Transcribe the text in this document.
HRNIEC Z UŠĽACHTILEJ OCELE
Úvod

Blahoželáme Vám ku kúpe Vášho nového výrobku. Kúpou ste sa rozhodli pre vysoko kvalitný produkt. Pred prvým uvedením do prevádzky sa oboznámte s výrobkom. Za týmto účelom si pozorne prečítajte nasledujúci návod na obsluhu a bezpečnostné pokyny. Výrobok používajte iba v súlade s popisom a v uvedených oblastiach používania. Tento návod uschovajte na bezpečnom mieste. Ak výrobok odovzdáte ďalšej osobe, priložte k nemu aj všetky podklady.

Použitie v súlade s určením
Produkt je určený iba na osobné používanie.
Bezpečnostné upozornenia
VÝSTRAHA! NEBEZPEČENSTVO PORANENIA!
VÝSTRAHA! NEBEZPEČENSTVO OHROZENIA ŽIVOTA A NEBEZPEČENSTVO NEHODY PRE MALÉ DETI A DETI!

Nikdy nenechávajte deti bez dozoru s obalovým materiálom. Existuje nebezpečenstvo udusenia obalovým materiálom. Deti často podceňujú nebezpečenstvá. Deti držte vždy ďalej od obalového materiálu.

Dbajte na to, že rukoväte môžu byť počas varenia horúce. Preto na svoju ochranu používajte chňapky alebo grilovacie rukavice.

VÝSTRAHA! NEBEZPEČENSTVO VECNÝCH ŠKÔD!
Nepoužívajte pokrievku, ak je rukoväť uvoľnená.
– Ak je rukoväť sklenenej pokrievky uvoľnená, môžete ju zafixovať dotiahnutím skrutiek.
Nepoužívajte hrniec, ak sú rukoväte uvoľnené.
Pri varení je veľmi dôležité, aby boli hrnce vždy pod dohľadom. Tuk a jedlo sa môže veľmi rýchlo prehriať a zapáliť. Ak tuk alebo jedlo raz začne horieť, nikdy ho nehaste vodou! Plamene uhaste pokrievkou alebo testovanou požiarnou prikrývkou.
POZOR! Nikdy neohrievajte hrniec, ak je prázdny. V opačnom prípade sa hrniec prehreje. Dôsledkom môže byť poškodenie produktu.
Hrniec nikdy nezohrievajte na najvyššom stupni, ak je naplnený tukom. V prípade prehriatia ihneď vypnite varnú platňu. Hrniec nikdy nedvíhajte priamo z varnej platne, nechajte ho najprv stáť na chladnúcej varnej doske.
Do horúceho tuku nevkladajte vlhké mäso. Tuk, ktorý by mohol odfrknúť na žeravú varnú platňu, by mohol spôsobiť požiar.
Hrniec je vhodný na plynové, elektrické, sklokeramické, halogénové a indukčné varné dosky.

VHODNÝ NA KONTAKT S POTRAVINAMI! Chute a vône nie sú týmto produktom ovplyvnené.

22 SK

EXERCISE GOAL —
Every line above should be written out again exactly as it stands.

ANSWER TO THE PROBLEM —
Transcribe the text in this document.
HRNIEC Z UŠĽACHTILEJ OCELE
Úvod

Blahoželáme Vám ku kúpe Vášho nového výrobku. Kúpou ste sa rozhodli pre vysoko kvalitný produkt. Pred prvým uvedením do prevádzky sa oboznámte s výrobkom. Za týmto účelom si pozorne prečítajte nasledujúci návod na obsluhu a bezpečnostné pokyny. Výrobok používajte iba v súlade s popisom a v uvedených oblastiach používania. Tento návod uschovajte na bezpečnom mieste. Ak výrobok odovzdáte ďalšej osobe, priložte k nemu aj všetky podklady.

Použitie v súlade s určením
Produkt je určený iba na osobné používanie.
Bezpečnostné upozornenia
VÝSTRAHA! NEBEZPEČENSTVO PORANENIA!
VÝSTRAHA! NEBEZPEČENSTVO OHROZENIA ŽIVOTA A NEBEZPEČENSTVO NEHODY PRE MALÉ DETI A DETI!

Nikdy nenechávajte deti bez dozoru s obalovým materiálom. Existuje nebezpečenstvo udusenia obalovým materiálom. Deti často podceňujú nebezpečenstvá. Deti držte vždy ďalej od obalového materiálu.

Dbajte na to, že rukoväte môžu byť počas varenia horúce. Preto na svoju ochranu používajte chňapky alebo grilovacie rukavice.

VÝSTRAHA! NEBEZPEČENSTVO VECNÝCH ŠKÔD!
Nepoužívajte pokrievku, ak je rukoväť uvoľnená.
– Ak je rukoväť sklenenej pokrievky uvoľnená, môžete ju zafixovať dotiahnutím skrutiek.
Nepoužívajte hrniec, ak sú rukoväte uvoľnené.
Pri varení je veľmi dôležité, aby boli hrnce vždy pod dohľadom. Tuk a jedlo sa môže veľmi rýchlo prehriať a zapáliť. Ak tuk alebo jedlo raz začne horieť, nikdy ho nehaste vodou! Plamene uhaste pokrievkou alebo testovanou požiarnou prikrývkou.
POZOR! Nikdy neohrievajte hrniec, ak je prázdny. V opačnom prípade sa hrniec prehreje. Dôsledkom môže byť poškodenie produktu.
Hrniec nikdy nezohrievajte na najvyššom stupni, ak je naplnený tukom. V prípade prehriatia ihneď vypnite varnú platňu. Hrniec nikdy nedvíhajte priamo z varnej platne, nechajte ho najprv stáť na chladnúcej varnej doske.
Do horúceho tuku nevkladajte vlhké mäso. Tuk, ktorý by mohol odfrknúť na žeravú varnú platňu, by mohol spôsobiť požiar.
Hrniec je vhodný na plynové, elektrické, sklokeramické, halogénové a indukčné varné dosky.

VHODNÝ NA KONTAKT S POTRAVINAMI! Chute a vône nie sú týmto produktom ovplyvnené.

22 SK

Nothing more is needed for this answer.